Problem
Will you give every entry again exactly as it stands?

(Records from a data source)
• • • • •

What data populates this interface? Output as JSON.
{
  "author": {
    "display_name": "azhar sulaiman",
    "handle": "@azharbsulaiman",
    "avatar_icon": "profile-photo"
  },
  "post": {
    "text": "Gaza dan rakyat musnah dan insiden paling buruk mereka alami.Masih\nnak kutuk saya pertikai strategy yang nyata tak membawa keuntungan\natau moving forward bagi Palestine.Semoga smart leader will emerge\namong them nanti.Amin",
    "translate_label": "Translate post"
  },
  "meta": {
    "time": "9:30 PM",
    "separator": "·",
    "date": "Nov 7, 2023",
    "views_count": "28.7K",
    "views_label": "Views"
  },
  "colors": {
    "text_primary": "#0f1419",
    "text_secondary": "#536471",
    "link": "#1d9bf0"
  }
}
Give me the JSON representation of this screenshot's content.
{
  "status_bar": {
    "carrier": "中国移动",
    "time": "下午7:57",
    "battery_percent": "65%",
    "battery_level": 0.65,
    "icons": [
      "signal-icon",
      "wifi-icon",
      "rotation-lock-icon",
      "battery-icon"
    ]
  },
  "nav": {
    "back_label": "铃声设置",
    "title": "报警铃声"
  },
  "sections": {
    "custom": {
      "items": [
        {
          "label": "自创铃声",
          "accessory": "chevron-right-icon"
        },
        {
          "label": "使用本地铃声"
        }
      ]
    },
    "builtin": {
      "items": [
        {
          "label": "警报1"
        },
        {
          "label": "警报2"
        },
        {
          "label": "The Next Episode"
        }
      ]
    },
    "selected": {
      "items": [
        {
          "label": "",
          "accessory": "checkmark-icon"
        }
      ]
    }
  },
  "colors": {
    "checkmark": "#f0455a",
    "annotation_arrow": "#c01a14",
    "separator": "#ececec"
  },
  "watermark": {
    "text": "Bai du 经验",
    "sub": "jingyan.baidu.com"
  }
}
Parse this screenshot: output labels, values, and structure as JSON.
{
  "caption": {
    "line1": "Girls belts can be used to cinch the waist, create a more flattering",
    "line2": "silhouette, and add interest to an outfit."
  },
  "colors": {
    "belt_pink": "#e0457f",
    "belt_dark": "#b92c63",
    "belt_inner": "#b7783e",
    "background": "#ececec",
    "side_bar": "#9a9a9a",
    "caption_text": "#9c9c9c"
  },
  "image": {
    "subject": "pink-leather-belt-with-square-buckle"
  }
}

• • • • •

Response to the exercise
What data populates this interface? Output as JSON.
{
  "author": {
    "display_name": "azhar sulaiman",
    "handle": "@azharbsulaiman",
    "avatar_icon": "profile-photo"
  },
  "post": {
    "text": "Gaza dan rakyat musnah dan insiden paling buruk mereka alami.Masih\nnak kutuk saya pertikai strategy yang nyata tak membawa keuntungan\natau moving forward bagi Palestine.Semoga smart leader will emerge\namong them nanti.Amin",
    "translate_label": "Translate post"
  },
  "meta": {
    "time": "9:30 PM",
    "separator": "·",
    "date": "Nov 7, 2023",
    "views_count": "28.7K",
    "views_label": "Views"
  },
  "colors": {
    "text_primary": "#0f1419",
    "text_secondary": "#536471",
    "link": "#1d9bf0"
  }
}
Give me the JSON representation of this screenshot's content.
{
  "status_bar": {
    "carrier": "中国移动",
    "time": "下午7:57",
    "battery_percent": "65%",
    "battery_level": 0.65,
    "icons": [
      "signal-icon",
      "wifi-icon",
      "rotation-lock-icon",
      "battery-icon"
    ]
  },
  "nav": {
    "back_label": "铃声设置",
    "title": "报警铃声"
  },
  "sections": {
    "custom": {
      "items": [
        {
          "label": "自创铃声",
          "accessory": "chevron-right-icon"
        },
        {
          "label": "使用本地铃声"
        }
      ]
    },
    "builtin": {
      "items": [
        {
          "label": "警报1"
        },
        {
          "label": "警报2"
        },
        {
          "label": "The Next Episode"
        }
      ]
    },
    "selected": {
      "items": [
        {
          "label": "",
          "accessory": "checkmark-icon"
        }
      ]
    }
  },
  "colors": {
    "checkmark": "#f0455a",
    "annotation_arrow": "#c01a14",
    "separator": "#ececec"
  },
  "watermark": {
    "text": "Bai du 经验",
    "sub": "jingyan.baidu.com"
  }
}
Parse this screenshot: output labels, values, and structure as JSON.
{
  "caption": {
    "line1": "Girls belts can be used to cinch the waist, create a more flattering",
    "line2": "silhouette, and add interest to an outfit."
  },
  "colors": {
    "belt_pink": "#e0457f",
    "belt_dark": "#b92c63",
    "belt_inner": "#b7783e",
    "background": "#ececec",
    "side_bar": "#9a9a9a",
    "caption_text": "#9c9c9c"
  },
  "image": {
    "subject": "pink-leather-belt-with-square-buckle"
  }
}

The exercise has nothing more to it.